*** Data to use

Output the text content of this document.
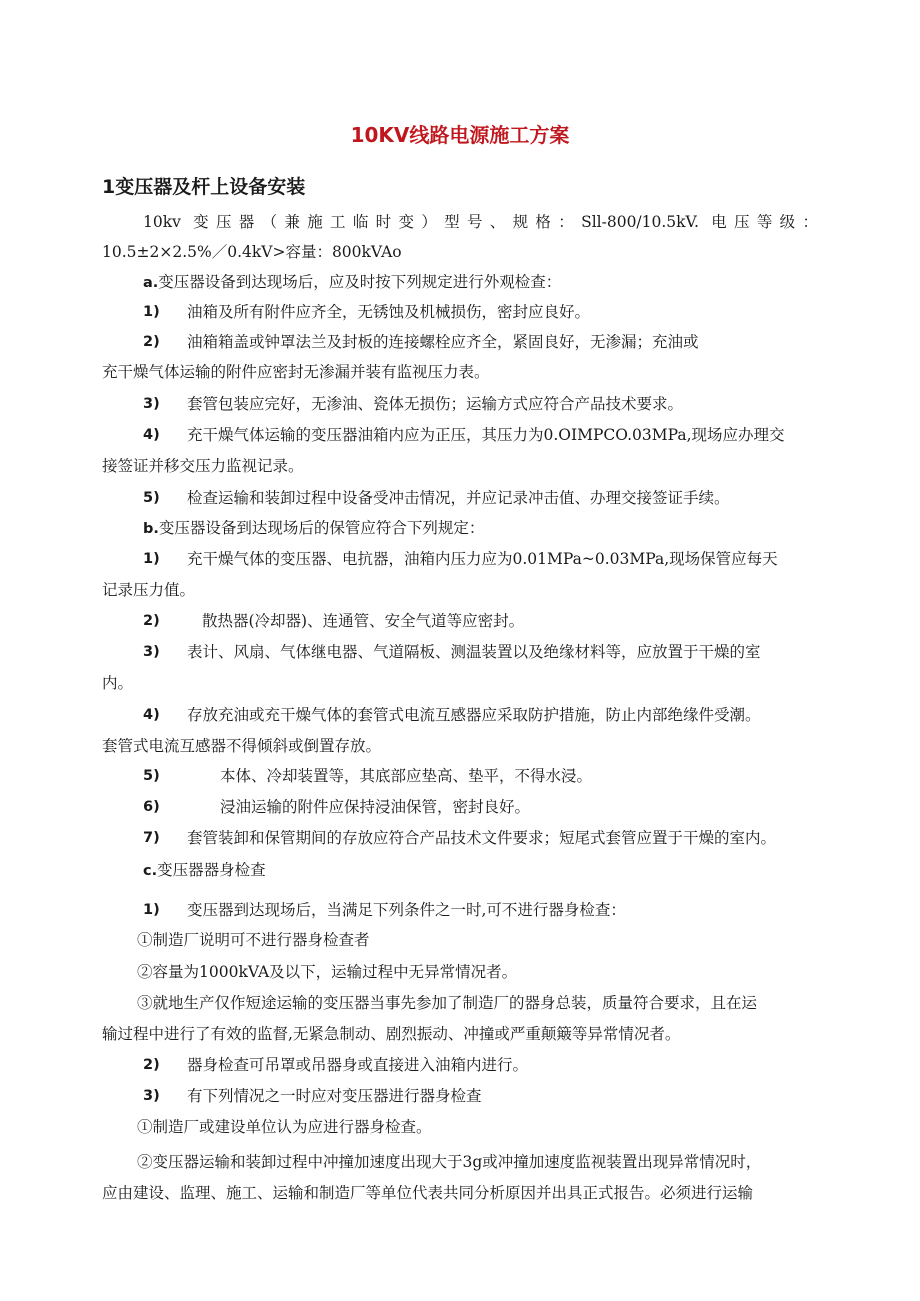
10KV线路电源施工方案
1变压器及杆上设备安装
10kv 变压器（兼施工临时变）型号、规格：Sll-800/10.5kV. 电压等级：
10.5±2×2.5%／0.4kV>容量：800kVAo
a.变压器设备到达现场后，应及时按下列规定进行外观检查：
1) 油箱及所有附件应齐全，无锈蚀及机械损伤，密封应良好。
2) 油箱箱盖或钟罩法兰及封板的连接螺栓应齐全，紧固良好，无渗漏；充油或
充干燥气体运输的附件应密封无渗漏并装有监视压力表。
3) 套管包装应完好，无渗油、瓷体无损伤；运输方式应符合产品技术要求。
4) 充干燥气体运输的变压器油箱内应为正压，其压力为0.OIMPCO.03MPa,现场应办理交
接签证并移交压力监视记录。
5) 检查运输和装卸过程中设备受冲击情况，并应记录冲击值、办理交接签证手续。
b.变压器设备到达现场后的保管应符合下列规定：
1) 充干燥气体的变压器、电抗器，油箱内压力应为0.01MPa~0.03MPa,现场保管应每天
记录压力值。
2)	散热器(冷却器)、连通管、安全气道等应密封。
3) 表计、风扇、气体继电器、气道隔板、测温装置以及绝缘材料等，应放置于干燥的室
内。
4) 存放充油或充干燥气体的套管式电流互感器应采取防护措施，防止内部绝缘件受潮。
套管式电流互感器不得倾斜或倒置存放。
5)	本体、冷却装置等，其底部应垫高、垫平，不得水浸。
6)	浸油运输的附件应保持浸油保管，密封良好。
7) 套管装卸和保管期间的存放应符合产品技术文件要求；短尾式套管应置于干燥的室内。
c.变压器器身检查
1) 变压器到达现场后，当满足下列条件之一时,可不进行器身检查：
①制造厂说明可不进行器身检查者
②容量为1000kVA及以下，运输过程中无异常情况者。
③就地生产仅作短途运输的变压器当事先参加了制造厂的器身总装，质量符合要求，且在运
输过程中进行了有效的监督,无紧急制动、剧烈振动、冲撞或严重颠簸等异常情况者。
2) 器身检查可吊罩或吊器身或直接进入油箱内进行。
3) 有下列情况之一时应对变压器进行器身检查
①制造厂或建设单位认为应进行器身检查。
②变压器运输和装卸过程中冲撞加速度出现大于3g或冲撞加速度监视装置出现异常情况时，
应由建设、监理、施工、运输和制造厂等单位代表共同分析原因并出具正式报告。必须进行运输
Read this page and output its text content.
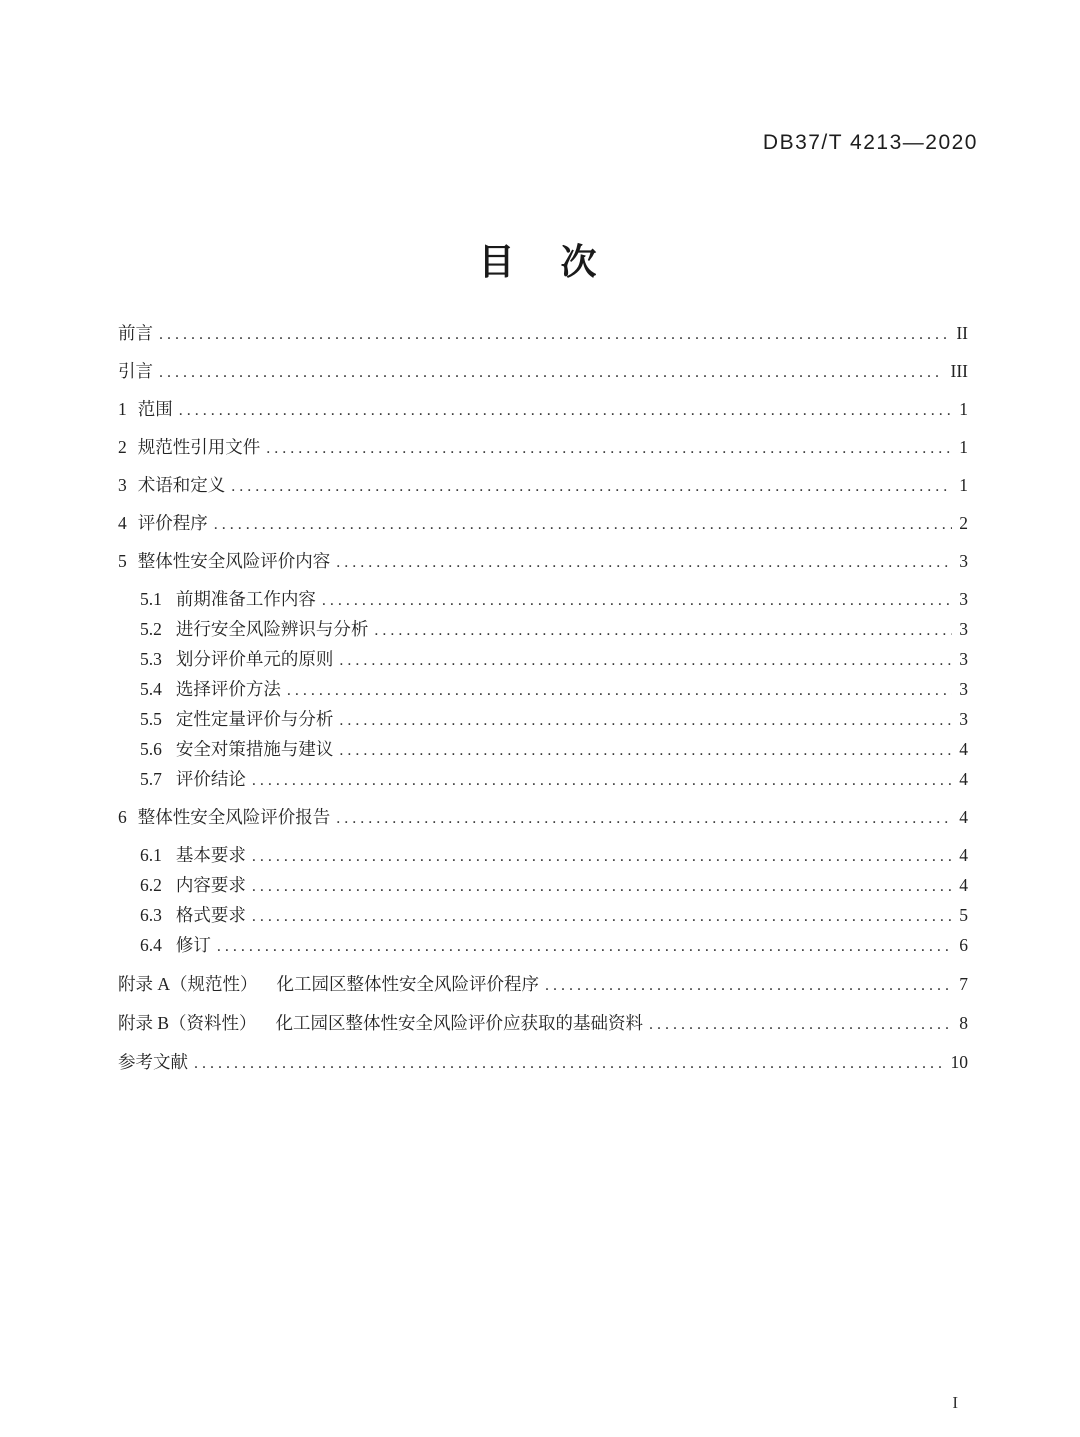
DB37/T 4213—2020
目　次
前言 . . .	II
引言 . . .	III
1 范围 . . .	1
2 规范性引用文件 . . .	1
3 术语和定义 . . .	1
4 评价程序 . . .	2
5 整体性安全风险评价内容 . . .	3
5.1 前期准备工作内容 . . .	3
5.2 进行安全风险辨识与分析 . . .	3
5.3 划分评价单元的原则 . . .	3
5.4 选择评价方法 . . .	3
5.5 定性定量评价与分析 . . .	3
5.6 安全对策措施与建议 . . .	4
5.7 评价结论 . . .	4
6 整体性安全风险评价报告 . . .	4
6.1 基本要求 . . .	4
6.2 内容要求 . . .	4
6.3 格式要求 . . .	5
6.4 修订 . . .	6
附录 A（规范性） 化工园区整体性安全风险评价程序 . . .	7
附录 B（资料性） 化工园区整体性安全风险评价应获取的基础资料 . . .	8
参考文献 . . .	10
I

******
*** Data to use

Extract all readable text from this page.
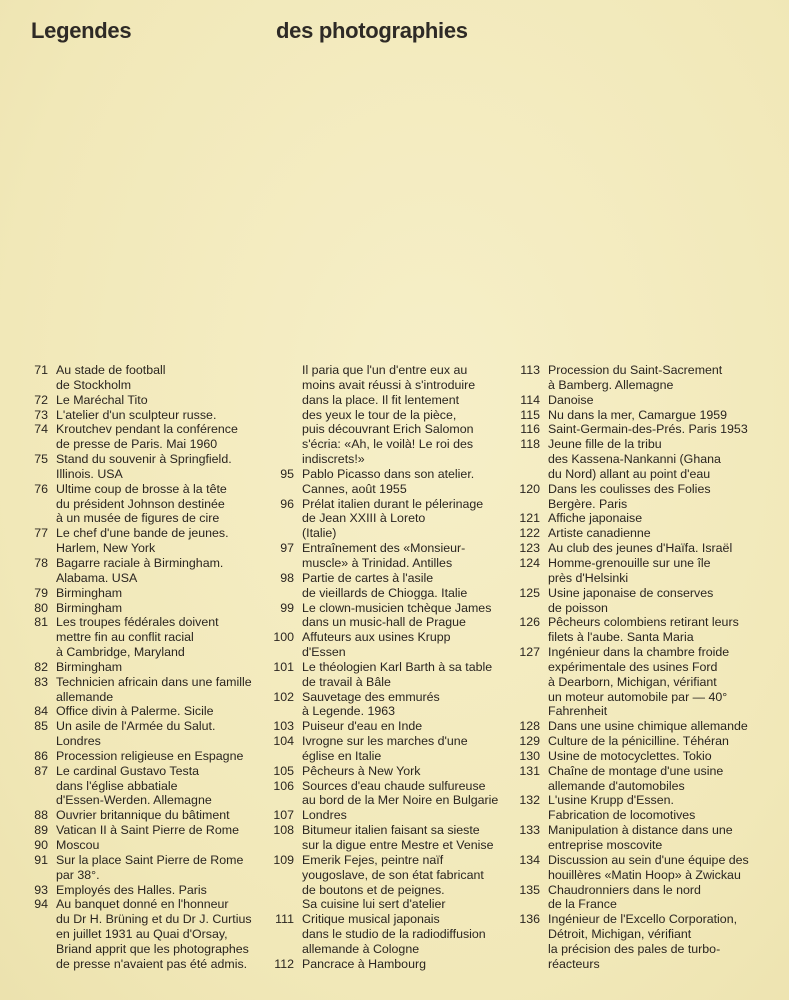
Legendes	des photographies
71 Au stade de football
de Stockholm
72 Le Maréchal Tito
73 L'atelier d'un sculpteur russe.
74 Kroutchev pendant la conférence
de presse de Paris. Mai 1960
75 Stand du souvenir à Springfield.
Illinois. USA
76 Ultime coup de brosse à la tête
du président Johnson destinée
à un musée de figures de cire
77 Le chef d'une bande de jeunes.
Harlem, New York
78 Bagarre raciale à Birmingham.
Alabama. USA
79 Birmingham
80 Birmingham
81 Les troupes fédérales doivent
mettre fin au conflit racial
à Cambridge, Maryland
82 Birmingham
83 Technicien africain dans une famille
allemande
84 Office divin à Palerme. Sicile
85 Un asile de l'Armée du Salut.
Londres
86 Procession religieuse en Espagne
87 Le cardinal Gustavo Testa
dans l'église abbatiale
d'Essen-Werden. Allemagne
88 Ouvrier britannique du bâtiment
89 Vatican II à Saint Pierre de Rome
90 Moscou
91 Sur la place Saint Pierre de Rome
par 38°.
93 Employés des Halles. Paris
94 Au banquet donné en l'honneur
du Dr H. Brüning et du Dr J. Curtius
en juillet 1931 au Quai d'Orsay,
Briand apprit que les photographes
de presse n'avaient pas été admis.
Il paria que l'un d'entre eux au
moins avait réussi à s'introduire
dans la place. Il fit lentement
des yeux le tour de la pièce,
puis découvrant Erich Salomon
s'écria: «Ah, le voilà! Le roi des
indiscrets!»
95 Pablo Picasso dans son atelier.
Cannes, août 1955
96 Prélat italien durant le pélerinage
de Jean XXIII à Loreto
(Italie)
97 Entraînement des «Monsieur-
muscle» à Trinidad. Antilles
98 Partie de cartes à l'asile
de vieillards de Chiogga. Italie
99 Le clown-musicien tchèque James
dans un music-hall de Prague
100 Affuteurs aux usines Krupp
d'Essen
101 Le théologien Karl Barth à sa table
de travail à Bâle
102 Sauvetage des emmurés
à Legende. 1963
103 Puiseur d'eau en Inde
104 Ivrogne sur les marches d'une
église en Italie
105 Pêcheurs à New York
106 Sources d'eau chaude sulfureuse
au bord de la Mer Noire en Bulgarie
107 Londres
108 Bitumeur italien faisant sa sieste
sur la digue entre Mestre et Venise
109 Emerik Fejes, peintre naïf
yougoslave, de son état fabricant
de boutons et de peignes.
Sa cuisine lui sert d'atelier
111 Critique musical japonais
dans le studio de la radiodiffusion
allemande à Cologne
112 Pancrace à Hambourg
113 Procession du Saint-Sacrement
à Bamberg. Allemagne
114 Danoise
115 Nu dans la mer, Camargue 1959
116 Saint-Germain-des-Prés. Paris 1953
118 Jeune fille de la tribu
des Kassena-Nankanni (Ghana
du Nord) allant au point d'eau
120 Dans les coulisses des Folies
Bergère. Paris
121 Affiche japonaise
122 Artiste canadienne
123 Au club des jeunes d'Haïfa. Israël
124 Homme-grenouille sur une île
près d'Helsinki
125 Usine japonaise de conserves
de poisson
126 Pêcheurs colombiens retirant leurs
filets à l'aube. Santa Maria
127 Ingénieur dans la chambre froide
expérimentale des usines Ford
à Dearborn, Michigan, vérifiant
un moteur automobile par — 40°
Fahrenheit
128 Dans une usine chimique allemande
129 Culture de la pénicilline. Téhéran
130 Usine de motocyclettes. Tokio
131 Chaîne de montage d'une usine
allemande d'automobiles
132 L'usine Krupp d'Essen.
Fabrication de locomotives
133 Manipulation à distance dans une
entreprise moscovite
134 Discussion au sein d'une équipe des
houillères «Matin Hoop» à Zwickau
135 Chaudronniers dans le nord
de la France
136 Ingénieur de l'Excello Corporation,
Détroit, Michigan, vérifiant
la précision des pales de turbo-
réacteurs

******
*** Data to use

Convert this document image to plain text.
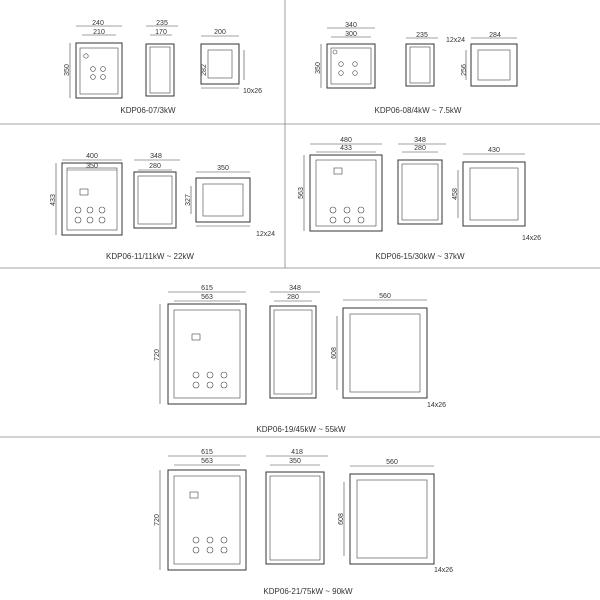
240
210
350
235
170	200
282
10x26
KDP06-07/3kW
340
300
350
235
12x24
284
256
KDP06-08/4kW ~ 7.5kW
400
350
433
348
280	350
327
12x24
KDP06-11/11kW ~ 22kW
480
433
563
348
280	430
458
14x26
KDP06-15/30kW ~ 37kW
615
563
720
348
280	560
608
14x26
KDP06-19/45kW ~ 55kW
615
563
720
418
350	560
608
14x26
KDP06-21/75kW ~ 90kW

******

Problem to solve:
List all lines in the material containing the string "atelier".

Final result:
73 L'atelier d'un sculpteur russe.
95 Pablo Picasso dans son atelier.
Sa cuisine lui sert d'atelier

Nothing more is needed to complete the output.